* **Exercise materials**
--
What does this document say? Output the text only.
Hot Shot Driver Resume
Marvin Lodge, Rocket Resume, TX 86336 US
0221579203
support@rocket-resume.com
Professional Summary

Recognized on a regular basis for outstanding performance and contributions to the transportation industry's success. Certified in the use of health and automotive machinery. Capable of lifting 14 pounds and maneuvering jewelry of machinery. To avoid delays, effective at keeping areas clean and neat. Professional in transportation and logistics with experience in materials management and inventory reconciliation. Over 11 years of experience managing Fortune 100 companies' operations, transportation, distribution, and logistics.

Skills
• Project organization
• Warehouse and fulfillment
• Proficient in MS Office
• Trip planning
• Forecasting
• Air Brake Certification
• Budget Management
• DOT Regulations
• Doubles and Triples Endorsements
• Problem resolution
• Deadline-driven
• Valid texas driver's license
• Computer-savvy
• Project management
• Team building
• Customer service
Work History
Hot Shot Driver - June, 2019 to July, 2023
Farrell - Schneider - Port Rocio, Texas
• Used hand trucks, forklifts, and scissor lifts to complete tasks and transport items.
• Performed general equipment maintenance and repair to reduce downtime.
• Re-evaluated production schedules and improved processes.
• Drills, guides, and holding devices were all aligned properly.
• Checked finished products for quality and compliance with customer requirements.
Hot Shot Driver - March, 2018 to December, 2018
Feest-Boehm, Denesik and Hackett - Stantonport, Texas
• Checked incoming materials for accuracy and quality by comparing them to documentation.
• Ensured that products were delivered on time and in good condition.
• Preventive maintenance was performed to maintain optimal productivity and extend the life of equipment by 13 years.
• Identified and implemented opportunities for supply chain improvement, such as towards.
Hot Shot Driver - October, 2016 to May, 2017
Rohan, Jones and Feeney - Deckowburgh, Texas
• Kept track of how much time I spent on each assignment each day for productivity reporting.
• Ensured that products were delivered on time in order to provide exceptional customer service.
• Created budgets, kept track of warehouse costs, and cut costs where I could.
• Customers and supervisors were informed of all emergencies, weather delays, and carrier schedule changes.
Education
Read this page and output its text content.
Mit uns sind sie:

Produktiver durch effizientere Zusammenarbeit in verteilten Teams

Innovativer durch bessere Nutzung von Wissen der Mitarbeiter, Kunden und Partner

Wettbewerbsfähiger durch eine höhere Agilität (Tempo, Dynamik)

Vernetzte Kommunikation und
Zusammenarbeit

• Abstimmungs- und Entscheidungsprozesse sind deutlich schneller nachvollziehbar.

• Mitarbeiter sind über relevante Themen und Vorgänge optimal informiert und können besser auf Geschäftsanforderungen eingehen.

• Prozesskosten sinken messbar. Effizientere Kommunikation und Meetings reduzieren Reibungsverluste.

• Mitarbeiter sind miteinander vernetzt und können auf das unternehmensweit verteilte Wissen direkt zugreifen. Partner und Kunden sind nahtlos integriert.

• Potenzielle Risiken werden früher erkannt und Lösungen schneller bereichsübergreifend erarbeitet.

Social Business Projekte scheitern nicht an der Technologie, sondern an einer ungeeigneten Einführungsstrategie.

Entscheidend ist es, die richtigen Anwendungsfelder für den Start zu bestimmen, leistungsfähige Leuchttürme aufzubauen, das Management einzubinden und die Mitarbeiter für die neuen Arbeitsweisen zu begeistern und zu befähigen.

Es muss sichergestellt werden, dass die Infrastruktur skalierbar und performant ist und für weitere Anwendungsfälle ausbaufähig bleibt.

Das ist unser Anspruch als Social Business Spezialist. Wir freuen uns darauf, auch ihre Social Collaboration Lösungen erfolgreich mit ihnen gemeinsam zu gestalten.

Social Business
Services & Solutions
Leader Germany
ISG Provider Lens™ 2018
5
--
* **Exercise objective**
All of the data must be returned exactly.

* **Solution to the problem**
What does this document say? Output the text only.
Hot Shot Driver Resume
Marvin Lodge, Rocket Resume, TX 86336 US
0221579203
support@rocket-resume.com
Professional Summary

Recognized on a regular basis for outstanding performance and contributions to the transportation industry's success. Certified in the use of health and automotive machinery. Capable of lifting 14 pounds and maneuvering jewelry of machinery. To avoid delays, effective at keeping areas clean and neat. Professional in transportation and logistics with experience in materials management and inventory reconciliation. Over 11 years of experience managing Fortune 100 companies' operations, transportation, distribution, and logistics.

Skills
• Project organization
• Warehouse and fulfillment
• Proficient in MS Office
• Trip planning
• Forecasting
• Air Brake Certification
• Budget Management
• DOT Regulations
• Doubles and Triples Endorsements
• Problem resolution
• Deadline-driven
• Valid texas driver's license
• Computer-savvy
• Project management
• Team building
• Customer service
Work History
Hot Shot Driver - June, 2019 to July, 2023
Farrell - Schneider - Port Rocio, Texas
• Used hand trucks, forklifts, and scissor lifts to complete tasks and transport items.
• Performed general equipment maintenance and repair to reduce downtime.
• Re-evaluated production schedules and improved processes.
• Drills, guides, and holding devices were all aligned properly.
• Checked finished products for quality and compliance with customer requirements.
Hot Shot Driver - March, 2018 to December, 2018
Feest-Boehm, Denesik and Hackett - Stantonport, Texas
• Checked incoming materials for accuracy and quality by comparing them to documentation.
• Ensured that products were delivered on time and in good condition.
• Preventive maintenance was performed to maintain optimal productivity and extend the life of equipment by 13 years.
• Identified and implemented opportunities for supply chain improvement, such as towards.
Hot Shot Driver - October, 2016 to May, 2017
Rohan, Jones and Feeney - Deckowburgh, Texas
• Kept track of how much time I spent on each assignment each day for productivity reporting.
• Ensured that products were delivered on time in order to provide exceptional customer service.
• Created budgets, kept track of warehouse costs, and cut costs where I could.
• Customers and supervisors were informed of all emergencies, weather delays, and carrier schedule changes.
Education
Read this page and output its text content.
Mit uns sind sie:

Produktiver durch effizientere Zusammenarbeit in verteilten Teams

Innovativer durch bessere Nutzung von Wissen der Mitarbeiter, Kunden und Partner

Wettbewerbsfähiger durch eine höhere Agilität (Tempo, Dynamik)

Vernetzte Kommunikation und
Zusammenarbeit

• Abstimmungs- und Entscheidungsprozesse sind deutlich schneller nachvollziehbar.

• Mitarbeiter sind über relevante Themen und Vorgänge optimal informiert und können besser auf Geschäftsanforderungen eingehen.

• Prozesskosten sinken messbar. Effizientere Kommunikation und Meetings reduzieren Reibungsverluste.

• Mitarbeiter sind miteinander vernetzt und können auf das unternehmensweit verteilte Wissen direkt zugreifen. Partner und Kunden sind nahtlos integriert.

• Potenzielle Risiken werden früher erkannt und Lösungen schneller bereichsübergreifend erarbeitet.

Social Business Projekte scheitern nicht an der Technologie, sondern an einer ungeeigneten Einführungsstrategie.

Entscheidend ist es, die richtigen Anwendungsfelder für den Start zu bestimmen, leistungsfähige Leuchttürme aufzubauen, das Management einzubinden und die Mitarbeiter für die neuen Arbeitsweisen zu begeistern und zu befähigen.

Es muss sichergestellt werden, dass die Infrastruktur skalierbar und performant ist und für weitere Anwendungsfälle ausbaufähig bleibt.

Das ist unser Anspruch als Social Business Spezialist. Wir freuen uns darauf, auch ihre Social Collaboration Lösungen erfolgreich mit ihnen gemeinsam zu gestalten.

Social Business
Services & Solutions
Leader Germany
ISG Provider Lens™ 2018
5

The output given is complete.